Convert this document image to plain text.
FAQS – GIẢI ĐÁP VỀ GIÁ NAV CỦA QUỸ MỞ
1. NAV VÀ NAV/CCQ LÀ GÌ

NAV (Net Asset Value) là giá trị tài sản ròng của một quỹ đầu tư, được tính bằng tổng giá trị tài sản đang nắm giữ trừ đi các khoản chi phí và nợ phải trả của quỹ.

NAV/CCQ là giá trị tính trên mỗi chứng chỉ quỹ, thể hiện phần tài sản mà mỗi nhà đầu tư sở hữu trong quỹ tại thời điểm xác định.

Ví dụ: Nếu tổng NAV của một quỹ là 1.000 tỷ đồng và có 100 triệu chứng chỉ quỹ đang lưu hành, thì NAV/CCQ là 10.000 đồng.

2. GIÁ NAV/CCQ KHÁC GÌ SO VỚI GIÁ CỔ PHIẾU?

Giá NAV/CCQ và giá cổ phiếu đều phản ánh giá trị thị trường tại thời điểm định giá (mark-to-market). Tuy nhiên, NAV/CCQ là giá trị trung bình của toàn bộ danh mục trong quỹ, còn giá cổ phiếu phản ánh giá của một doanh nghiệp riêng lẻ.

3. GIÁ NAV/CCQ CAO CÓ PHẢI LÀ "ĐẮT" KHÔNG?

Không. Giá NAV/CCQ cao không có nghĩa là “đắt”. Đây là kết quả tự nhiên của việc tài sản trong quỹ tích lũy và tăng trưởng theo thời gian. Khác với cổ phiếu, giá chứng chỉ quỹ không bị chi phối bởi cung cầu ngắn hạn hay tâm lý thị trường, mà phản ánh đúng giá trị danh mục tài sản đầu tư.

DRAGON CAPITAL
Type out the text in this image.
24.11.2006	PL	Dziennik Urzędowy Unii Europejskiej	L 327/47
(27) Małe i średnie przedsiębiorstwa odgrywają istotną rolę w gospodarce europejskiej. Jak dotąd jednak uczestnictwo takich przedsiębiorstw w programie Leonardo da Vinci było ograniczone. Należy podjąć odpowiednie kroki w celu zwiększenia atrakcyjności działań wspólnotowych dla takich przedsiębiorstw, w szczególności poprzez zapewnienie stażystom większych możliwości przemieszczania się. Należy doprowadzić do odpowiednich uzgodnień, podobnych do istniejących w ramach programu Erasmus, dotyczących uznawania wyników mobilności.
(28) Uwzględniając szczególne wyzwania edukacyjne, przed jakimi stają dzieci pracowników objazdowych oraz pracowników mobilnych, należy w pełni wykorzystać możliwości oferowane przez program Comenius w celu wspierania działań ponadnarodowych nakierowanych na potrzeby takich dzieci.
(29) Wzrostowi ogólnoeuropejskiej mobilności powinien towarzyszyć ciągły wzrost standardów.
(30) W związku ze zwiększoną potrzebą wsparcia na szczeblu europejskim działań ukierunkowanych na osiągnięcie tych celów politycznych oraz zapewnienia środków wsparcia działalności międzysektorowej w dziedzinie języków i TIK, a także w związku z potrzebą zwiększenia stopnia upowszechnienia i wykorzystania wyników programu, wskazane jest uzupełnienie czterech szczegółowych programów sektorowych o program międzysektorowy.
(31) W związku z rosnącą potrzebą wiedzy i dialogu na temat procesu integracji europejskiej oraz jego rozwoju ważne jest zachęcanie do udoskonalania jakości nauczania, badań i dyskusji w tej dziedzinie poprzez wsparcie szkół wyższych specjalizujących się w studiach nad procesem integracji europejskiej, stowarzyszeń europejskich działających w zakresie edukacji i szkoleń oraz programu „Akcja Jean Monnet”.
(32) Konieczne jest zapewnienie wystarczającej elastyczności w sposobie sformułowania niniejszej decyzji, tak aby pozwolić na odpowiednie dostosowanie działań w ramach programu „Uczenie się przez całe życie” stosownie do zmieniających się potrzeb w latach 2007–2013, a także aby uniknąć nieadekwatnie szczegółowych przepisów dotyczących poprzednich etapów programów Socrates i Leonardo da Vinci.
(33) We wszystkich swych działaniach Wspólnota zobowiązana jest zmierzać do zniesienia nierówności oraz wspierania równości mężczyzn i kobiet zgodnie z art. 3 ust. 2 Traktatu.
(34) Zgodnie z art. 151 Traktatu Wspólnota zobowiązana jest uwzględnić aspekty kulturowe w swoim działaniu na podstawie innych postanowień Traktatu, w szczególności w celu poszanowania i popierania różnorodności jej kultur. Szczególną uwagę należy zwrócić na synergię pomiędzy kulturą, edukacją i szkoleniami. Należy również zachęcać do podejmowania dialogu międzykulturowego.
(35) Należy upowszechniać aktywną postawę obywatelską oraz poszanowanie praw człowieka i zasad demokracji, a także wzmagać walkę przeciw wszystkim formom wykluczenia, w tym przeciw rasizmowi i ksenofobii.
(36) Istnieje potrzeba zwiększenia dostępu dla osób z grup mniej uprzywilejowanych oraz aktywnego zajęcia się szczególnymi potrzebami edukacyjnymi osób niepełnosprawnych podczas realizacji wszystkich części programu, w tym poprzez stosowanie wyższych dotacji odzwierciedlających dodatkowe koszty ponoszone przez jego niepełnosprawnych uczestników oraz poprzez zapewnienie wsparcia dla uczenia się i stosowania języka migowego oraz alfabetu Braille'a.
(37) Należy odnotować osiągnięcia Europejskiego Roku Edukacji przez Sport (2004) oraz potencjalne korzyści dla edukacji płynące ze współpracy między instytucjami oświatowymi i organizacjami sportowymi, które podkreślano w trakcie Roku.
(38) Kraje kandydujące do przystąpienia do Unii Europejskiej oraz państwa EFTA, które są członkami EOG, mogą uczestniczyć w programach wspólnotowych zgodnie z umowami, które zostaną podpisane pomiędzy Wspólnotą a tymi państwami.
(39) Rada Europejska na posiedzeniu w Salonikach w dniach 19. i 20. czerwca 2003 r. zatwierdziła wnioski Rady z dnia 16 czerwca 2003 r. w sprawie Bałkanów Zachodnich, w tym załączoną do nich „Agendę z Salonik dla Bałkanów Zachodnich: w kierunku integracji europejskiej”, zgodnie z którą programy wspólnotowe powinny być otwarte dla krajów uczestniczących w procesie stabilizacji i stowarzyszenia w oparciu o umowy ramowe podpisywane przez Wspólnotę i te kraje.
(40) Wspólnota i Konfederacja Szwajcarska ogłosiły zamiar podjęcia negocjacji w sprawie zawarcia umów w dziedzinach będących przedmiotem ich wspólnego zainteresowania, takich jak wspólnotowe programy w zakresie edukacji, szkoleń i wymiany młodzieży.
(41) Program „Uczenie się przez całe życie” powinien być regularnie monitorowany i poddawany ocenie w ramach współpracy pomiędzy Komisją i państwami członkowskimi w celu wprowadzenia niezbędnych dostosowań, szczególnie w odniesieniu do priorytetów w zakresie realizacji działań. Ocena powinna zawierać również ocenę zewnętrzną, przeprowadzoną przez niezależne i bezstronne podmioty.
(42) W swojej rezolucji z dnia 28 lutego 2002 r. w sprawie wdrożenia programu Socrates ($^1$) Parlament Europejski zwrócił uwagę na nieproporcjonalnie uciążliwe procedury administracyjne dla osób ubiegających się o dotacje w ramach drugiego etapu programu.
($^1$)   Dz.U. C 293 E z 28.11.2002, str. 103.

• • • •

**Exercise**
Make an exact copy of the material above.

**Result**
Convert this document image to plain text.
FAQS – GIẢI ĐÁP VỀ GIÁ NAV CỦA QUỸ MỞ
1. NAV VÀ NAV/CCQ LÀ GÌ

NAV (Net Asset Value) là giá trị tài sản ròng của một quỹ đầu tư, được tính bằng tổng giá trị tài sản đang nắm giữ trừ đi các khoản chi phí và nợ phải trả của quỹ.

NAV/CCQ là giá trị tính trên mỗi chứng chỉ quỹ, thể hiện phần tài sản mà mỗi nhà đầu tư sở hữu trong quỹ tại thời điểm xác định.

Ví dụ: Nếu tổng NAV của một quỹ là 1.000 tỷ đồng và có 100 triệu chứng chỉ quỹ đang lưu hành, thì NAV/CCQ là 10.000 đồng.

2. GIÁ NAV/CCQ KHÁC GÌ SO VỚI GIÁ CỔ PHIẾU?

Giá NAV/CCQ và giá cổ phiếu đều phản ánh giá trị thị trường tại thời điểm định giá (mark-to-market). Tuy nhiên, NAV/CCQ là giá trị trung bình của toàn bộ danh mục trong quỹ, còn giá cổ phiếu phản ánh giá của một doanh nghiệp riêng lẻ.

3. GIÁ NAV/CCQ CAO CÓ PHẢI LÀ "ĐẮT" KHÔNG?

Không. Giá NAV/CCQ cao không có nghĩa là “đắt”. Đây là kết quả tự nhiên của việc tài sản trong quỹ tích lũy và tăng trưởng theo thời gian. Khác với cổ phiếu, giá chứng chỉ quỹ không bị chi phối bởi cung cầu ngắn hạn hay tâm lý thị trường, mà phản ánh đúng giá trị danh mục tài sản đầu tư.

DRAGON CAPITAL
Type out the text in this image.
24.11.2006	PL	Dziennik Urzędowy Unii Europejskiej	L 327/47
(27) Małe i średnie przedsiębiorstwa odgrywają istotną rolę w gospodarce europejskiej. Jak dotąd jednak uczestnictwo takich przedsiębiorstw w programie Leonardo da Vinci było ograniczone. Należy podjąć odpowiednie kroki w celu zwiększenia atrakcyjności działań wspólnotowych dla takich przedsiębiorstw, w szczególności poprzez zapewnienie stażystom większych możliwości przemieszczania się. Należy doprowadzić do odpowiednich uzgodnień, podobnych do istniejących w ramach programu Erasmus, dotyczących uznawania wyników mobilności.
(28) Uwzględniając szczególne wyzwania edukacyjne, przed jakimi stają dzieci pracowników objazdowych oraz pracowników mobilnych, należy w pełni wykorzystać możliwości oferowane przez program Comenius w celu wspierania działań ponadnarodowych nakierowanych na potrzeby takich dzieci.
(29) Wzrostowi ogólnoeuropejskiej mobilności powinien towarzyszyć ciągły wzrost standardów.
(30) W związku ze zwiększoną potrzebą wsparcia na szczeblu europejskim działań ukierunkowanych na osiągnięcie tych celów politycznych oraz zapewnienia środków wsparcia działalności międzysektorowej w dziedzinie języków i TIK, a także w związku z potrzebą zwiększenia stopnia upowszechnienia i wykorzystania wyników programu, wskazane jest uzupełnienie czterech szczegółowych programów sektorowych o program międzysektorowy.
(31) W związku z rosnącą potrzebą wiedzy i dialogu na temat procesu integracji europejskiej oraz jego rozwoju ważne jest zachęcanie do udoskonalania jakości nauczania, badań i dyskusji w tej dziedzinie poprzez wsparcie szkół wyższych specjalizujących się w studiach nad procesem integracji europejskiej, stowarzyszeń europejskich działających w zakresie edukacji i szkoleń oraz programu „Akcja Jean Monnet”.
(32) Konieczne jest zapewnienie wystarczającej elastyczności w sposobie sformułowania niniejszej decyzji, tak aby pozwolić na odpowiednie dostosowanie działań w ramach programu „Uczenie się przez całe życie” stosownie do zmieniających się potrzeb w latach 2007–2013, a także aby uniknąć nieadekwatnie szczegółowych przepisów dotyczących poprzednich etapów programów Socrates i Leonardo da Vinci.
(33) We wszystkich swych działaniach Wspólnota zobowiązana jest zmierzać do zniesienia nierówności oraz wspierania równości mężczyzn i kobiet zgodnie z art. 3 ust. 2 Traktatu.
(34) Zgodnie z art. 151 Traktatu Wspólnota zobowiązana jest uwzględnić aspekty kulturowe w swoim działaniu na podstawie innych postanowień Traktatu, w szczególności w celu poszanowania i popierania różnorodności jej kultur. Szczególną uwagę należy zwrócić na synergię pomiędzy kulturą, edukacją i szkoleniami. Należy również zachęcać do podejmowania dialogu międzykulturowego.
(35) Należy upowszechniać aktywną postawę obywatelską oraz poszanowanie praw człowieka i zasad demokracji, a także wzmagać walkę przeciw wszystkim formom wykluczenia, w tym przeciw rasizmowi i ksenofobii.
(36) Istnieje potrzeba zwiększenia dostępu dla osób z grup mniej uprzywilejowanych oraz aktywnego zajęcia się szczególnymi potrzebami edukacyjnymi osób niepełnosprawnych podczas realizacji wszystkich części programu, w tym poprzez stosowanie wyższych dotacji odzwierciedlających dodatkowe koszty ponoszone przez jego niepełnosprawnych uczestników oraz poprzez zapewnienie wsparcia dla uczenia się i stosowania języka migowego oraz alfabetu Braille'a.
(37) Należy odnotować osiągnięcia Europejskiego Roku Edukacji przez Sport (2004) oraz potencjalne korzyści dla edukacji płynące ze współpracy między instytucjami oświatowymi i organizacjami sportowymi, które podkreślano w trakcie Roku.
(38) Kraje kandydujące do przystąpienia do Unii Europejskiej oraz państwa EFTA, które są członkami EOG, mogą uczestniczyć w programach wspólnotowych zgodnie z umowami, które zostaną podpisane pomiędzy Wspólnotą a tymi państwami.
(39) Rada Europejska na posiedzeniu w Salonikach w dniach 19. i 20. czerwca 2003 r. zatwierdziła wnioski Rady z dnia 16 czerwca 2003 r. w sprawie Bałkanów Zachodnich, w tym załączoną do nich „Agendę z Salonik dla Bałkanów Zachodnich: w kierunku integracji europejskiej”, zgodnie z którą programy wspólnotowe powinny być otwarte dla krajów uczestniczących w procesie stabilizacji i stowarzyszenia w oparciu o umowy ramowe podpisywane przez Wspólnotę i te kraje.
(40) Wspólnota i Konfederacja Szwajcarska ogłosiły zamiar podjęcia negocjacji w sprawie zawarcia umów w dziedzinach będących przedmiotem ich wspólnego zainteresowania, takich jak wspólnotowe programy w zakresie edukacji, szkoleń i wymiany młodzieży.
(41) Program „Uczenie się przez całe życie” powinien być regularnie monitorowany i poddawany ocenie w ramach współpracy pomiędzy Komisją i państwami członkowskimi w celu wprowadzenia niezbędnych dostosowań, szczególnie w odniesieniu do priorytetów w zakresie realizacji działań. Ocena powinna zawierać również ocenę zewnętrzną, przeprowadzoną przez niezależne i bezstronne podmioty.
(42) W swojej rezolucji z dnia 28 lutego 2002 r. w sprawie wdrożenia programu Socrates ($^1$) Parlament Europejski zwrócił uwagę na nieproporcjonalnie uciążliwe procedury administracyjne dla osób ubiegających się o dotacje w ramach drugiego etapu programu.
($^1$)   Dz.U. C 293 E z 28.11.2002, str. 103.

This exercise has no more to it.